Dataset excerpt
============

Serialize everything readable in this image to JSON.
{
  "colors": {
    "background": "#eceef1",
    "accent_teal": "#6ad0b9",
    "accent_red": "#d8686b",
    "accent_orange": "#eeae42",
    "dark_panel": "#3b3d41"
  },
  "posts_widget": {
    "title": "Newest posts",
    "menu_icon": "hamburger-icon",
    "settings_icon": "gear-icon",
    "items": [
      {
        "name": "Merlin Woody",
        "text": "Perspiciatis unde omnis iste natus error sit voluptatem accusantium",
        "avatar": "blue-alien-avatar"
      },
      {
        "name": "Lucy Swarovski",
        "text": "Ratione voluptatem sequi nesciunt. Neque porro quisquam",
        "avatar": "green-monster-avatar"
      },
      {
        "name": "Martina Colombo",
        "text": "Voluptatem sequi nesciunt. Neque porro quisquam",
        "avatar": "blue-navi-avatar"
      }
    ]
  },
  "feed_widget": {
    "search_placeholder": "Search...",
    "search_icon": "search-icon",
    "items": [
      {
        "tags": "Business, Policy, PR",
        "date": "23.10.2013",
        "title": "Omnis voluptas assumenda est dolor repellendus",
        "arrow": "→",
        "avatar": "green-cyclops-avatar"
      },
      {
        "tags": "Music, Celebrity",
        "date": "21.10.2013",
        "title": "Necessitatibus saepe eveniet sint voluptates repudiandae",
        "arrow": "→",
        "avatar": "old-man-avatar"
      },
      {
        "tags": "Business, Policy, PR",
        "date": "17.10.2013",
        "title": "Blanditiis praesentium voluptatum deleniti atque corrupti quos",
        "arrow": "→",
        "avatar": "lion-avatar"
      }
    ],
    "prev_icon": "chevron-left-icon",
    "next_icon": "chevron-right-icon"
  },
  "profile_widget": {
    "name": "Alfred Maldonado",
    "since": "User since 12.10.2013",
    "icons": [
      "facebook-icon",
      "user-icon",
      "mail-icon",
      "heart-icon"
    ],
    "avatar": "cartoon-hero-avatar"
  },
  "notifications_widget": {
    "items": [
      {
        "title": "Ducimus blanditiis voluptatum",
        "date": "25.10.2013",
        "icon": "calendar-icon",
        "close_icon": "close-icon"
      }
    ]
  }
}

============

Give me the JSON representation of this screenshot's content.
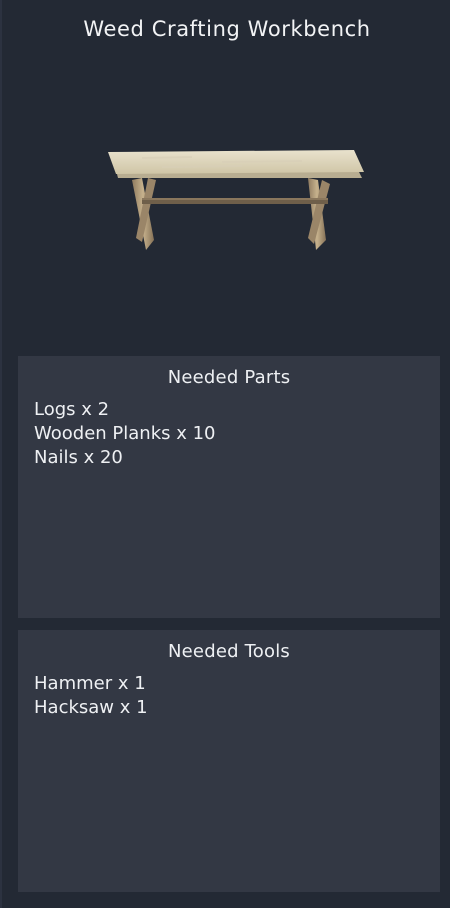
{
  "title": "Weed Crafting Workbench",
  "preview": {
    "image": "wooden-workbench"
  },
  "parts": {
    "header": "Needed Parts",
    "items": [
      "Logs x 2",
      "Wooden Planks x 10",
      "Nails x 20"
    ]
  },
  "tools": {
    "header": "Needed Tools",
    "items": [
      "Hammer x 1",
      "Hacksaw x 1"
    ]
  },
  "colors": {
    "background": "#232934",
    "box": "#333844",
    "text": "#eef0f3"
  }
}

============

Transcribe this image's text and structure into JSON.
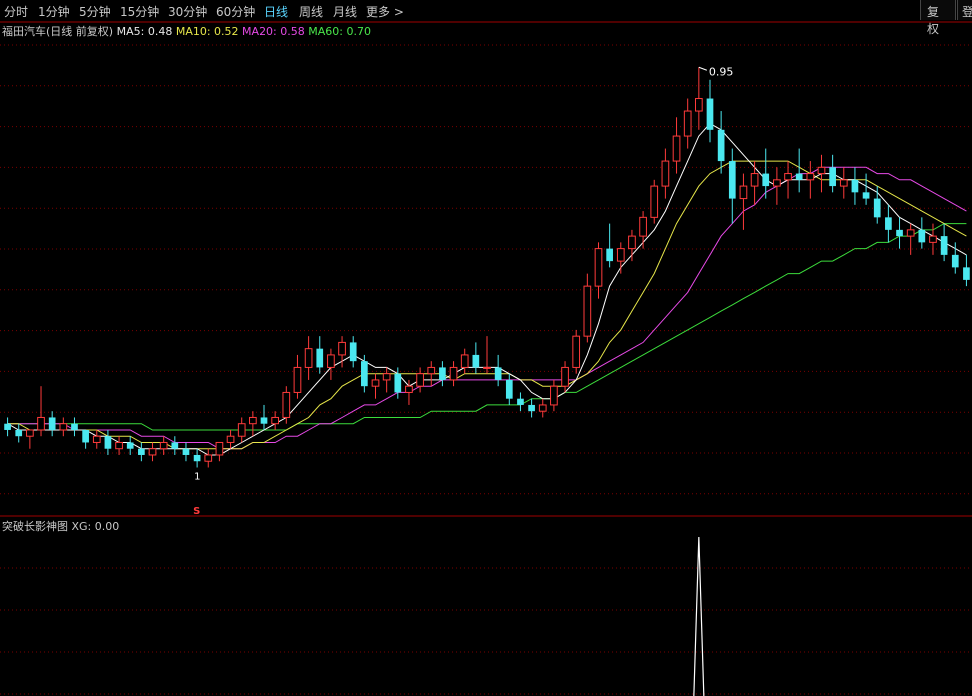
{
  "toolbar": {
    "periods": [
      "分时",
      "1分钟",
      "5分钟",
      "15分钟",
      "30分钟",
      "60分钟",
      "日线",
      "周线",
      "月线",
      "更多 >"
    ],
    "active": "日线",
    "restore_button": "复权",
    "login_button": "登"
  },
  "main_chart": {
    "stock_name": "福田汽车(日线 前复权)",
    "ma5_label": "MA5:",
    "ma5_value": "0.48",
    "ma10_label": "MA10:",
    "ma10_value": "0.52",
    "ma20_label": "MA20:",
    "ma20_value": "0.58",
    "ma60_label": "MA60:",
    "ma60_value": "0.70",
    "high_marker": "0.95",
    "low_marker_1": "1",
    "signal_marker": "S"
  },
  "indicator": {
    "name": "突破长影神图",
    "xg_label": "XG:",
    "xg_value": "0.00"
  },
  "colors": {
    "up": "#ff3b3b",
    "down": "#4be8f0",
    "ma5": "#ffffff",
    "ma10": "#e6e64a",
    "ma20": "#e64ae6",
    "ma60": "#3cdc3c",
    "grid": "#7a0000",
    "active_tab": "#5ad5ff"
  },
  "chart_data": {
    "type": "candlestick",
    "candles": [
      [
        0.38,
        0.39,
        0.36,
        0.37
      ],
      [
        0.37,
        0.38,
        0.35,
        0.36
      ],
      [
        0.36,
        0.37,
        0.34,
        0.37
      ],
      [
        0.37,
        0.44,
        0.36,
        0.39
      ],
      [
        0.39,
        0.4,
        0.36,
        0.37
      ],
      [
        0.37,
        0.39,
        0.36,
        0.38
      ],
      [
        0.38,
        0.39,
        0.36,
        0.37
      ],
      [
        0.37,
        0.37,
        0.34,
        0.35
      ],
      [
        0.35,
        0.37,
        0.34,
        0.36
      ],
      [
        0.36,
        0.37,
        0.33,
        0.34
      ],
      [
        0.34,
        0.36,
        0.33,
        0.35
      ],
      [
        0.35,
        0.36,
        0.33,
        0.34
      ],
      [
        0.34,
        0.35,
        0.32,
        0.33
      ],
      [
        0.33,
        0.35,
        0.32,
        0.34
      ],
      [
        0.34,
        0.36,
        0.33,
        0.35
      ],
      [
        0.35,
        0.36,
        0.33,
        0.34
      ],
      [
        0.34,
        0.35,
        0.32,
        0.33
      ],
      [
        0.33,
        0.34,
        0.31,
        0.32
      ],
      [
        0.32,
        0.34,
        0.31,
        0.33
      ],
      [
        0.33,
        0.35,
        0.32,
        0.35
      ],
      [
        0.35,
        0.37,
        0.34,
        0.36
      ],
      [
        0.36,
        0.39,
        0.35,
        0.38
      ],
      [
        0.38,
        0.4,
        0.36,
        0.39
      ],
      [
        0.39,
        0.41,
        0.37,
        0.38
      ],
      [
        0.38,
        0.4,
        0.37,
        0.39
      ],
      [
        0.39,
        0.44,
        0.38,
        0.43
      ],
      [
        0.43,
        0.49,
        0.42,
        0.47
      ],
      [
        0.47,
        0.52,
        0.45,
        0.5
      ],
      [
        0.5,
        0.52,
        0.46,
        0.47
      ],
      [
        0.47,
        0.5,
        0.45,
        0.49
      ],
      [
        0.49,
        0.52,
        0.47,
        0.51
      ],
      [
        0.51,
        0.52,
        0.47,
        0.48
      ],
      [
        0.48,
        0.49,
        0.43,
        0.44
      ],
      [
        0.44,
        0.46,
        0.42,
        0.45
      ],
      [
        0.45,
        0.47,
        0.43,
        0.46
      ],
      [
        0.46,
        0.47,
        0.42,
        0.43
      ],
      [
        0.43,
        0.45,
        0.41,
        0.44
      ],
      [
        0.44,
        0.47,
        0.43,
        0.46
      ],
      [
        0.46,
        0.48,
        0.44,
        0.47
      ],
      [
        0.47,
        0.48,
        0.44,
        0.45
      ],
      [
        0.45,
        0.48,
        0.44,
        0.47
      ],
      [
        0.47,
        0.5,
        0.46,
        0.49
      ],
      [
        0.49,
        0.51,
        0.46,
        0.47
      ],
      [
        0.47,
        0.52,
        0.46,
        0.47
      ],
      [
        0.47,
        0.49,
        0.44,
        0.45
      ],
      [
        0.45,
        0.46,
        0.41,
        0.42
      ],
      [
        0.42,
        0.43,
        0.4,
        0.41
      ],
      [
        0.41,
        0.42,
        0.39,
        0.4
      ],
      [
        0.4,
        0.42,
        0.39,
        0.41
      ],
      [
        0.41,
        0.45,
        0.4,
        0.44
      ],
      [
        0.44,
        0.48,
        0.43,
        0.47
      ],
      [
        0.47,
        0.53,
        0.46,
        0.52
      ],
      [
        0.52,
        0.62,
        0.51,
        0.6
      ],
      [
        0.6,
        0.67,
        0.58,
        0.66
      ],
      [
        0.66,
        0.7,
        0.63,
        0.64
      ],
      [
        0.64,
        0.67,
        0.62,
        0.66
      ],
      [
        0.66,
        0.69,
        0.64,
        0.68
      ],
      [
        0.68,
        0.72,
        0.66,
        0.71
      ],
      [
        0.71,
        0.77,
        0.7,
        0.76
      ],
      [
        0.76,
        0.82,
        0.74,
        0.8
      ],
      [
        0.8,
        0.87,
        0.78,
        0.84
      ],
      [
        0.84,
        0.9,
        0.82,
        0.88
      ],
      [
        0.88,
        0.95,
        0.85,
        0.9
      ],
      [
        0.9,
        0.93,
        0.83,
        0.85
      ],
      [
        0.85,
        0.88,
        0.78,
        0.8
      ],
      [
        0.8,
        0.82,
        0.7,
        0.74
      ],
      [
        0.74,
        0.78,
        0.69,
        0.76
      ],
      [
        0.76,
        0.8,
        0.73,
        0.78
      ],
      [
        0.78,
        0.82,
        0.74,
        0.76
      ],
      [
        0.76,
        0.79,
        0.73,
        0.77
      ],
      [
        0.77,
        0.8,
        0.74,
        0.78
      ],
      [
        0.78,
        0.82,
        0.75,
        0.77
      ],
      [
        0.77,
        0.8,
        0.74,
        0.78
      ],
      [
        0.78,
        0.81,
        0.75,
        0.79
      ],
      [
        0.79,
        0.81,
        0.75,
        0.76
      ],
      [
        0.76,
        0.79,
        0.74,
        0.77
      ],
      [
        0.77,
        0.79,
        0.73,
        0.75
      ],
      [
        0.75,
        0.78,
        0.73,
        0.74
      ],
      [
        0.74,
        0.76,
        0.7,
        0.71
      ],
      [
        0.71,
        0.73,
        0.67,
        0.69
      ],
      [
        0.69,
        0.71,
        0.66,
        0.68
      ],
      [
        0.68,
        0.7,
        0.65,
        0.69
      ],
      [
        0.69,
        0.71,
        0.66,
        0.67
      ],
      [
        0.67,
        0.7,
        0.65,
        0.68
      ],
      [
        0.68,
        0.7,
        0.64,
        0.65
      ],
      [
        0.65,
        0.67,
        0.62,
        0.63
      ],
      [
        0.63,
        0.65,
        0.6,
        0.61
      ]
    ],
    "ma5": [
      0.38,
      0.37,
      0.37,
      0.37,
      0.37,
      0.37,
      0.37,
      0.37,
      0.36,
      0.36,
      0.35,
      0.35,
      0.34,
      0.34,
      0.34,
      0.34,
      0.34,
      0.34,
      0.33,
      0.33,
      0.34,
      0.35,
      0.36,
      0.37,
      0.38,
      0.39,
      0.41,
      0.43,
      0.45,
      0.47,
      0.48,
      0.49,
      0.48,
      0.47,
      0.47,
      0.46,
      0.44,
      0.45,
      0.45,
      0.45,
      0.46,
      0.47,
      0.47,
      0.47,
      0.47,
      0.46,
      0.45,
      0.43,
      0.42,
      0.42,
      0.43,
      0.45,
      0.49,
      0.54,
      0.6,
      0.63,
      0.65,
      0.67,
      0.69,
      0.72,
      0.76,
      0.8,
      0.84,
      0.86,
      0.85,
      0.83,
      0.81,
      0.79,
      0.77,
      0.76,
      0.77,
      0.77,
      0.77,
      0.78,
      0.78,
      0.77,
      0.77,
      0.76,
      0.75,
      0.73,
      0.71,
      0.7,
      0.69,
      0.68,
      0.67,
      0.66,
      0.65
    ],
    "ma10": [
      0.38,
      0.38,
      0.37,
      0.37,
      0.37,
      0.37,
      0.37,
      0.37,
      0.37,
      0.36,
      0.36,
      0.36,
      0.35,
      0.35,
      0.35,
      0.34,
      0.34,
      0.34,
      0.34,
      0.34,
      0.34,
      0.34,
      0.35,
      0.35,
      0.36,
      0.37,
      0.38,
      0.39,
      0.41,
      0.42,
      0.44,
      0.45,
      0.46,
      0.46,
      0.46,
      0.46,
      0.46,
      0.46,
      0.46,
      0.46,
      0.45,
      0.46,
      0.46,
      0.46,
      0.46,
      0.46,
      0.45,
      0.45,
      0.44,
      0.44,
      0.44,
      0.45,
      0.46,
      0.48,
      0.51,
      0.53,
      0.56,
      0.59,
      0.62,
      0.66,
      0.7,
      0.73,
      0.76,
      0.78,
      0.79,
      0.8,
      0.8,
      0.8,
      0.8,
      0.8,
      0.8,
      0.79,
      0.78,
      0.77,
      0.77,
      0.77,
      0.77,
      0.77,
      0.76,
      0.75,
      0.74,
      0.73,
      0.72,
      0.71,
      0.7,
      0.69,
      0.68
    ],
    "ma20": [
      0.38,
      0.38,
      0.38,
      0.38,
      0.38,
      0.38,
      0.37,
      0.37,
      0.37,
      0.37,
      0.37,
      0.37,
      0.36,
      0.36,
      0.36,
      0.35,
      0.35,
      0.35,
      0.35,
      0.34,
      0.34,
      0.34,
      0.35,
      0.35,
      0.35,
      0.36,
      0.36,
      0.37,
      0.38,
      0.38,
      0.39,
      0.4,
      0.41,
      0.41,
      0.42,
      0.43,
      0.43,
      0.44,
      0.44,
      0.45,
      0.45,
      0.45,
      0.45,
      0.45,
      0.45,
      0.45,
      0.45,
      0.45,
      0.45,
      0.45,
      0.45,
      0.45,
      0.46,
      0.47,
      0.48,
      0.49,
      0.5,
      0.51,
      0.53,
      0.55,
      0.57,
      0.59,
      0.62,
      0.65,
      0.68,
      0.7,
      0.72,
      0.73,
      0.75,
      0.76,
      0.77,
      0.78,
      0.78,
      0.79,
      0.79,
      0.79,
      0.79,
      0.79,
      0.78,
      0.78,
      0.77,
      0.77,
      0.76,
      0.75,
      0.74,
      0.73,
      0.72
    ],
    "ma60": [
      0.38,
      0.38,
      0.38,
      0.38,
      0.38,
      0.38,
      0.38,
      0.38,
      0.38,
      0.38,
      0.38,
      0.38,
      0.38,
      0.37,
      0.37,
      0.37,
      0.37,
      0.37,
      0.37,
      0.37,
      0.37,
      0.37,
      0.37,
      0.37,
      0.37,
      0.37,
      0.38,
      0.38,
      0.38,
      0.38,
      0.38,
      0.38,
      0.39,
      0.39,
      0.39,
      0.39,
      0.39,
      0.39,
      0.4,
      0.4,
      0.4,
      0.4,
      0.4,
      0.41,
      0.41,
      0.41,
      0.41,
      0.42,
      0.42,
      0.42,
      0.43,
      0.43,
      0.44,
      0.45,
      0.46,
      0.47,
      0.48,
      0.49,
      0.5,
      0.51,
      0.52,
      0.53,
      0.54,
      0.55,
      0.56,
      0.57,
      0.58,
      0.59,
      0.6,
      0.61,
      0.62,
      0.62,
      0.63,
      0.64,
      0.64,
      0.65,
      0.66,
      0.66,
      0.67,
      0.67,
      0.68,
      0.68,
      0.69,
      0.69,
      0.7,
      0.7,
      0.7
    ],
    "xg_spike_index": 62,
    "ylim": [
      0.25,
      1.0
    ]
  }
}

============

Where a line above contains the word "this", copy that line.

Serialize everything readable in this image to JSON.
Give me the JSON representation of this screenshot's content.
Transcribe this image's text and structure into JSON.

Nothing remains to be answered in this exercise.